[Stored records]
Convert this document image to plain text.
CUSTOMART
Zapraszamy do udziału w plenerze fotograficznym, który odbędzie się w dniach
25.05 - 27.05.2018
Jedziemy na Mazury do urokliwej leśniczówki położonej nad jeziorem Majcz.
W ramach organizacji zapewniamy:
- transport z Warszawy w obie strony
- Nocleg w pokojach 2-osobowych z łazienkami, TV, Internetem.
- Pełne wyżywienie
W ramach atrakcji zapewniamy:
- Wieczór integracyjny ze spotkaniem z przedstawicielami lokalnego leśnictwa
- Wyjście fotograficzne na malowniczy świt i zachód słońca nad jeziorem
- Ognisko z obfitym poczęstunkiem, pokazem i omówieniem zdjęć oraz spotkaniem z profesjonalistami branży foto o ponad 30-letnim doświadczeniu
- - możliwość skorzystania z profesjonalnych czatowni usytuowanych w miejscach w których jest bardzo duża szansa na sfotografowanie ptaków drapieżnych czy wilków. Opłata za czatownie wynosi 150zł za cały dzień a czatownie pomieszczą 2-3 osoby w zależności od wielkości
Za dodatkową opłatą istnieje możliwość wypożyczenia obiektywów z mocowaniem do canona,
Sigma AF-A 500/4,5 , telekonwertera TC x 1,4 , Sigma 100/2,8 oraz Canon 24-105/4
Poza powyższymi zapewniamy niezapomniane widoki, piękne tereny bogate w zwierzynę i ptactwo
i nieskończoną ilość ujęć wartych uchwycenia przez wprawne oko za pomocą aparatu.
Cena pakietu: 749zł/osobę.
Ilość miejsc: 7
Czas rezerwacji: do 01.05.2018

Objective => Search the data for the string "ramach". List each line that has it.

Task answer =>
W ramach organizacji zapewniamy:
W ramach atrakcji zapewniamy:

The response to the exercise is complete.